» **WHAT YOU HAVE TO DO**
Below are some records; reproduce every one of them exactly.

» **DATASET EXTRACT**
* * * * * * * * *
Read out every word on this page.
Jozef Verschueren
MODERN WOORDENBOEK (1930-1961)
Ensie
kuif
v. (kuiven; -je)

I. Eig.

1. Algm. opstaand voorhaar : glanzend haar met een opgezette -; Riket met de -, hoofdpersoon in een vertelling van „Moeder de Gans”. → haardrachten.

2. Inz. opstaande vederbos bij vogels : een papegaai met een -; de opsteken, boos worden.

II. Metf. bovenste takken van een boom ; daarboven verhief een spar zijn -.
* * * * * * * * *
» **FINISHED TASK**
Read out every word on this page.
Jozef Verschueren
MODERN WOORDENBOEK (1930-1961)
Ensie
kuif
v. (kuiven; -je)

I. Eig.

1. Algm. opstaand voorhaar : glanzend haar met een opgezette -; Riket met de -, hoofdpersoon in een vertelling van „Moeder de Gans”. → haardrachten.

2. Inz. opstaande vederbos bij vogels : een papegaai met een -; de opsteken, boos worden.

II. Metf. bovenste takken van een boom ; daarboven verhief een spar zijn -.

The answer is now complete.